| List of tasks |
1 > According to the interview, on what day and date was the public lecture held?
2 > Rewrite the stretch of the interview from "My reaction was" through "building political support?", putting "asylum seekers" in place of "refugees".

## Begin Quoted passage

Dayib was a panelist for the ‘Women Leaders on the Global Stage: lessons for Africa’ public lecture hosted by LSE’s Firoz Lalji Centre for Africa and Africa Talks, held on Tuesday 7th March ahead of International Women’s Day.
Tall, graceful, and quietly brimming with youthful energy, Dayib chooses her words very carefully, speaking precisely and with impact. I had the opportunity to speak to her briefly at a press briefing just before she joined the panel discussion at the LSE.
(Q) Somalia is one of the seven Muslim-majority countries named in President Trump’s executive order which suspends immigration to the US. What was your reaction when you heard the announcement?
I was not shocked, because Trump had promised that he would do this, and he had specifically targeted Somalia in a speech that he gave in Minneapolis, where he said he was going to crush the country. He said he would smash it to pieces. So I wasn’t really surprised.
My reaction was really that I was expecting that, so when it came about there was nothing to react to because that was his campaign promise that he was going to do that. I had a few speaking engagements in the United States which I had to cancel, because it was very unclear whether it would affect people who were holding dual citizenships or just people travelling on Somalian passports. And now it appears it is only targeting Somalians who are holding Somalian passports and refugees. It doesn’t target dual citizens.
(Q) What are your plans for the these next 3 years leading up to the 2020 elections in terms of campaigning and building political support?
Its too early to speak to that, but the government is in the process of forming a new cabinet and we should know by the end of this week or the beginning of next week who is in that cabinet. If I am not in it, then perhaps Somalia will have for the first time in its history an opposition party which I would then be leading.
(Q) You have stated before that you would like to negotiate with Al-Shabaab. What are your conditions for negotiations and what would you like to see them doing before they come to the negotiating table?
I said I wanted them to disarm, I wanted them to stop killing Somalis, I wanted them to renounce their affiliation with Al-Qaeda and other terrorist organisations. Those were the requirements for us having the peace talks.

## End Quoted passage
## Begin Given information

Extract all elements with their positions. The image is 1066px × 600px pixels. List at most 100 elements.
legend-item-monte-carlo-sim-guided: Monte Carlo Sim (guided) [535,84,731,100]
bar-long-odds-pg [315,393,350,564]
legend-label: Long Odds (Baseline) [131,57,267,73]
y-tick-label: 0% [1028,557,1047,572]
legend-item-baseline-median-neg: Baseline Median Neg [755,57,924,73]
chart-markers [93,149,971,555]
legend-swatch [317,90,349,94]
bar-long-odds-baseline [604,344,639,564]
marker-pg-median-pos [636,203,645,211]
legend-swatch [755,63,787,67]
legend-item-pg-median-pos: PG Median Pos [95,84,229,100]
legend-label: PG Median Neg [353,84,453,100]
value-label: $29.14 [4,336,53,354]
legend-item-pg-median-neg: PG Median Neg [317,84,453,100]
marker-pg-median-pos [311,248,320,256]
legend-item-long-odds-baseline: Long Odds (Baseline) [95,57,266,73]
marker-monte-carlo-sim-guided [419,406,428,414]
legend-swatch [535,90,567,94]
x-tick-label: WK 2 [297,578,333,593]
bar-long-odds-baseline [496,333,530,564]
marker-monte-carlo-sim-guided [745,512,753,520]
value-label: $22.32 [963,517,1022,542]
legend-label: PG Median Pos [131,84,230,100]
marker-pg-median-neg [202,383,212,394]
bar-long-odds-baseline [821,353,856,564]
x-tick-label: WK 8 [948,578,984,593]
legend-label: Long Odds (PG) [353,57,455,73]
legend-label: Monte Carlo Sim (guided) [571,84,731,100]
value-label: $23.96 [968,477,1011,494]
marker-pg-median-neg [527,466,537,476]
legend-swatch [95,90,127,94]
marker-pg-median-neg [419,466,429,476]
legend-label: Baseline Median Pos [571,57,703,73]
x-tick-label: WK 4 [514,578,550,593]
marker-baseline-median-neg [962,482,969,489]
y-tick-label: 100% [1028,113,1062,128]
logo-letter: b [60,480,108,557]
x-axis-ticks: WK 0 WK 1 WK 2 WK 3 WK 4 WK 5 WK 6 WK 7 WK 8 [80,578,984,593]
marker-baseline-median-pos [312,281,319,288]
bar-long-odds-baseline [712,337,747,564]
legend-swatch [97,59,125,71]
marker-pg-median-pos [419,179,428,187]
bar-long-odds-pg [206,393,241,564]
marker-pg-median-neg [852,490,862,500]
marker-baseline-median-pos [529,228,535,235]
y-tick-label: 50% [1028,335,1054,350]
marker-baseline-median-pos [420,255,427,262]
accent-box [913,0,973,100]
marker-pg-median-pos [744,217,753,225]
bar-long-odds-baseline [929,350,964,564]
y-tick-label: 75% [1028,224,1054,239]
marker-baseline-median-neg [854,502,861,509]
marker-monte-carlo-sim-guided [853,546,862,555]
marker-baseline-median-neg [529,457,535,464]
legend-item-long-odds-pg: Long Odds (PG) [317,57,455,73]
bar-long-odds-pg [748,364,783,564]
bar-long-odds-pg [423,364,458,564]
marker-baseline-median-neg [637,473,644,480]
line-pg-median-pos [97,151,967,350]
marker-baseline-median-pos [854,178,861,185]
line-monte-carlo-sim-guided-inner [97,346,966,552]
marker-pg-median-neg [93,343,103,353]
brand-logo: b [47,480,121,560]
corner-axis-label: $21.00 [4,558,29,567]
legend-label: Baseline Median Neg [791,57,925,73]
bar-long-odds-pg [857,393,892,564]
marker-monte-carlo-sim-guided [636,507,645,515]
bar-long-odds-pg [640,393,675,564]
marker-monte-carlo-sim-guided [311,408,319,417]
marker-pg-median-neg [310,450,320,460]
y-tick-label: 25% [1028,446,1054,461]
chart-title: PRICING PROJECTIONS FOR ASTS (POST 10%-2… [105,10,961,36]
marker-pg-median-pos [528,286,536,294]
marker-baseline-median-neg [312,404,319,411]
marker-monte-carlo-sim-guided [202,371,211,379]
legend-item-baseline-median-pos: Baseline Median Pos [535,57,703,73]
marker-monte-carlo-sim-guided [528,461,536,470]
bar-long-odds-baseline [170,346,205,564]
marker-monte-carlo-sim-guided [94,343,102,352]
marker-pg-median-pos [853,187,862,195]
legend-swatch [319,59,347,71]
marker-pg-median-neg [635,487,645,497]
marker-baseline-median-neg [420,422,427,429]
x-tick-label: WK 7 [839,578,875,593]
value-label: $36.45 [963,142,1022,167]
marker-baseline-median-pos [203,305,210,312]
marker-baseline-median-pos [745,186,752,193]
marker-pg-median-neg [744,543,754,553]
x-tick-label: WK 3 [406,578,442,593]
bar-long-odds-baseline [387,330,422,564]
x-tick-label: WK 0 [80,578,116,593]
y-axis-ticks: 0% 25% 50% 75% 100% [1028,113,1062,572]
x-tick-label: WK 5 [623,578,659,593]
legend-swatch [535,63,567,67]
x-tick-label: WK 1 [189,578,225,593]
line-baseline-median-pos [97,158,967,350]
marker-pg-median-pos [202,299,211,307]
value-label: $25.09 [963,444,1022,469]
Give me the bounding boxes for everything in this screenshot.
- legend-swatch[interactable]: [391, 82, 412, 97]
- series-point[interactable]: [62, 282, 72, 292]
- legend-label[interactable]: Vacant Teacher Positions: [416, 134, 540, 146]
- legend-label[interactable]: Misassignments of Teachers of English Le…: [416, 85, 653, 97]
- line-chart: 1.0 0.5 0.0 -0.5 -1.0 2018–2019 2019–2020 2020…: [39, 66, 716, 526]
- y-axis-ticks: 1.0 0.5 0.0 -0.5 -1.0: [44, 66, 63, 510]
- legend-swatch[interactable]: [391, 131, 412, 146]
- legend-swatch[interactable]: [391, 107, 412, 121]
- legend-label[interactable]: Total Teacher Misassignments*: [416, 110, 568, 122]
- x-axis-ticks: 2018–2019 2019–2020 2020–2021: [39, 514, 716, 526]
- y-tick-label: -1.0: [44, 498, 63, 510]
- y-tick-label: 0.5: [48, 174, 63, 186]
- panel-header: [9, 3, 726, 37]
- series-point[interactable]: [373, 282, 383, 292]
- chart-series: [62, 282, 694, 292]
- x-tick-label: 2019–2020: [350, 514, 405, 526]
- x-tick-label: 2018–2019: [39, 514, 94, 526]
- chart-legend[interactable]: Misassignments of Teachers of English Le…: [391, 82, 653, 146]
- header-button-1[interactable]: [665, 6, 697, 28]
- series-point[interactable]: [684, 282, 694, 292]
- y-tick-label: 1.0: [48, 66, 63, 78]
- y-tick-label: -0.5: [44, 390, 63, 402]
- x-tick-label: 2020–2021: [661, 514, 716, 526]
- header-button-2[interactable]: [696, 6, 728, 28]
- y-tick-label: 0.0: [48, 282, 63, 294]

## End Given information

| Answers below |
1 > Tuesday 7th March

2 >
My reaction was really that I was expecting that, so when it came about there was nothing to react to because that was his campaign promise that he was going to do that. I had a few speaking engagements in the United States which I had to cancel, because it was very unclear whether it would affect people who were holding dual citizenships or just people travelling on Somalian passports. And now it appears it is only targeting Somalians who are holding Somalian passports and asylum seekers. It doesn’t target dual citizens.
(Q) What are your plans for the these next 3 years leading up to the 2020 elections in terms of campaigning and building political support?